Nel Sud America, il “cortile di casa”, oltre a cambiare radicalmente posizione sul tema dell’immigrazione e sul clima, particolare attenzione sarà rivolta a Venezuela e Cuba. Per quanto riguarda il Venezuela, la nuova Amministrazione annuncia una più ampia tutela per i rifugiati venezuelani in USA, ma i maggiori sforzi si concentreranno sul favorire un cambio di regime attraverso pressioni diplomatiche, concertate con i maggiori partner regionali e mondiali. Sull’isola caraibica dirimpettaia della Florida si annuncia, invece, un importante cambio di passo: un allentamento delle sanzioni e il rinnovato permesso ai viaggi tra i due Paesi.

Per quanto rigurda lo scenario asiatico, a fronte della sempre maggiore influenza cinse, gli USA dovrebbero pensare a una formalizzazione dell’alleanza QUAD (Quadrilateral Security Dialogue) di cui fanno parte Australia, India, Giappone, allargandola magari a Vietnam, Corea del Sud e Nuova Zelanda, creando così una vera e propria “NATO del Pacifico”.

== Dati estratti ==
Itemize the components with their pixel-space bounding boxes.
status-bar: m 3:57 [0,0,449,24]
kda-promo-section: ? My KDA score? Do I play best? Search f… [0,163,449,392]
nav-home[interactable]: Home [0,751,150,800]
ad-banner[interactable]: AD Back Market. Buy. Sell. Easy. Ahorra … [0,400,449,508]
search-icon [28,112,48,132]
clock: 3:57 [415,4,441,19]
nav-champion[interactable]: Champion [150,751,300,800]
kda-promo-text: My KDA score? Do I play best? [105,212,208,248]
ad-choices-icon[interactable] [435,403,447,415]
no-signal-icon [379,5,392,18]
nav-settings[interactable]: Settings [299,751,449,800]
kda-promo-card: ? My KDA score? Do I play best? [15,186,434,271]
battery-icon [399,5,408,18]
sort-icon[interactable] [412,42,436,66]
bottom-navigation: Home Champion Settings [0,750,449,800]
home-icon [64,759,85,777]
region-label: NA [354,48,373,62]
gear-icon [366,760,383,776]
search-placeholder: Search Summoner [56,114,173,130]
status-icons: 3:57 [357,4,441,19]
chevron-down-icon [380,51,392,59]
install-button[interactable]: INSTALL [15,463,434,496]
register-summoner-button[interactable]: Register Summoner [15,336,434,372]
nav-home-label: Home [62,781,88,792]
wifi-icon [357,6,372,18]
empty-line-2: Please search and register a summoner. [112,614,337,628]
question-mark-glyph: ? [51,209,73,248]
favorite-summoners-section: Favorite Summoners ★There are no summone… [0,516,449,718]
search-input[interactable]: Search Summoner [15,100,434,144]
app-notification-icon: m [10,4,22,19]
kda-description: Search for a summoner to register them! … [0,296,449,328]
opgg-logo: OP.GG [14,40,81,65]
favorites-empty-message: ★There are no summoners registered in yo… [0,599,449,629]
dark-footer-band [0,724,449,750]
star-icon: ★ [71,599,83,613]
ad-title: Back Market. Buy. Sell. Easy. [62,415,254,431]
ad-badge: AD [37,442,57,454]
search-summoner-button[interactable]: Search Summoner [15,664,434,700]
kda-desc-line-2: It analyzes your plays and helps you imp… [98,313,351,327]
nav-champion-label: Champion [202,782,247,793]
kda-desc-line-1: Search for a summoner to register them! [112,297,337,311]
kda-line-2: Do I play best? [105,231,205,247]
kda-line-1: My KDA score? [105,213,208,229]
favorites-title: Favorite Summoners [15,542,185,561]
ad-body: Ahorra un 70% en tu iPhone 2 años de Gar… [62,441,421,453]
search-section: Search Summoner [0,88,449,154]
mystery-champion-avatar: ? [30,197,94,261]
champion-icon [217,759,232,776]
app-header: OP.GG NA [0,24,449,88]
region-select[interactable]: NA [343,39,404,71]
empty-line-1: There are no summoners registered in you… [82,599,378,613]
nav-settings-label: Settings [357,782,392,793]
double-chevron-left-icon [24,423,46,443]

== Compiti ==
- a) Traduci in inglese questa frase del brano sulla politica estera statunitense: "Sull’isola caraibica dirimpettaia della Florida si annuncia, invece, un importante cambio di passo: un allentamento delle sanzioni e il rinnovato permesso ai viaggi tra i due Paesi."
- b) Rispondi alle seguenti domande in base al brano sulla politica estera statunitense:
(i) Che cosa annuncia la nuova Amministrazione per i rifugiati venezuelani negli USA?
(ii) Quali Paesi fanno parte dell'alleanza QUAD secondo il brano?
(iii) Quale nome riceverebbe l'alleanza formalizzata e allargata?
- c) Modifica il passo del brano sulla politica estera statunitense a partire da "Nel Sud America, il" fino a "i due Paesi.", sostituendo "sanzioni" con "restrizioni".

== Soluzioni dell'esercizio ==
- a) For the Caribbean island facing Florida, on the other hand, a major change of pace is announced: an easing of sanctions and renewed permission for travel between the two countries.

- b)
(i) Una più ampia tutela.
(ii) Australia, India e Giappone.
(iii) "NATO del Pacifico".

- c)
Nel Sud America, il “cortile di casa”, oltre a cambiare radicalmente posizione sul tema dell’immigrazione e sul clima, particolare attenzione sarà rivolta a Venezuela e Cuba. Per quanto riguarda il Venezuela, la nuova Amministrazione annuncia una più ampia tutela per i rifugiati venezuelani in USA, ma i maggiori sforzi si concentreranno sul favorire un cambio di regime attraverso pressioni diplomatiche, concertate con i maggiori partner regionali e mondiali. Sull’isola caraibica dirimpettaia della Florida si annuncia, invece, un importante cambio di passo: un allentamento delle restrizioni e il rinnovato permesso ai viaggi tra i due Paesi.